» What the task requires
Return all lines from the listing below in which the string "this" occurs.

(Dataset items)
--- Start ---
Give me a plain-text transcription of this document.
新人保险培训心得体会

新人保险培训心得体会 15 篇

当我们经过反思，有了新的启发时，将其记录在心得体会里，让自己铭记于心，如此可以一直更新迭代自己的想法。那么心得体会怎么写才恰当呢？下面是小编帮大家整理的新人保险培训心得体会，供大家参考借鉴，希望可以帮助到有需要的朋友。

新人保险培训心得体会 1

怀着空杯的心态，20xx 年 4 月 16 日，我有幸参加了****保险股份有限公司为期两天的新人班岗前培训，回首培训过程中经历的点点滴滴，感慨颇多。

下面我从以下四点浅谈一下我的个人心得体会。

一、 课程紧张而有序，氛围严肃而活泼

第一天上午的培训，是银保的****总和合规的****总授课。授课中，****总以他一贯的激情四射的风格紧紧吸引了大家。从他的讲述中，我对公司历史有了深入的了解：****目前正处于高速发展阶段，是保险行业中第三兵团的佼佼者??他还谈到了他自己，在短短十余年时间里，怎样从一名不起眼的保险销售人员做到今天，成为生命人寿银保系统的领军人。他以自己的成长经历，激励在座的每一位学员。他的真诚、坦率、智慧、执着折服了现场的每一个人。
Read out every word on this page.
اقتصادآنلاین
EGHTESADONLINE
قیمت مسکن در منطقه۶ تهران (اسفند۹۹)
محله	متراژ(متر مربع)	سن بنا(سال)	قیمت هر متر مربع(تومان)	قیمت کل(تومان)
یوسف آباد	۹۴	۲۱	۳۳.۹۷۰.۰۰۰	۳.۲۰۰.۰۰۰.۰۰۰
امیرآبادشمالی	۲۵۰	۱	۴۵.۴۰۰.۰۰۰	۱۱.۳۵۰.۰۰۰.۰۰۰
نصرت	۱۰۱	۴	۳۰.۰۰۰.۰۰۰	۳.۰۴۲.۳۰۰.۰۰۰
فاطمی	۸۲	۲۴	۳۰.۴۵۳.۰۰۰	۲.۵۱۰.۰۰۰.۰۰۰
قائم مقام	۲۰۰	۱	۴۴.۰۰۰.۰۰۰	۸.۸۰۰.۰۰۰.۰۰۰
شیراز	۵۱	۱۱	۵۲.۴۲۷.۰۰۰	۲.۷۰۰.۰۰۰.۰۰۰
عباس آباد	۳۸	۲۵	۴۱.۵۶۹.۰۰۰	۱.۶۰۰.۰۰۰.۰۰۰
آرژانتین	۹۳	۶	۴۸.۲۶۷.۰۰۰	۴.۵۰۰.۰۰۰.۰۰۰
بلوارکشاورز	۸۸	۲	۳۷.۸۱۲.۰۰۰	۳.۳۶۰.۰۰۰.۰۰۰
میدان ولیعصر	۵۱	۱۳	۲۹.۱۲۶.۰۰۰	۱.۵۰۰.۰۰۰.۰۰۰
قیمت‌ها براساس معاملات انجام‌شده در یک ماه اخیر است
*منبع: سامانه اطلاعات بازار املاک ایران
--- End ---
» Task output
Give me a plain-text transcription of this document.
Read out every word on this page.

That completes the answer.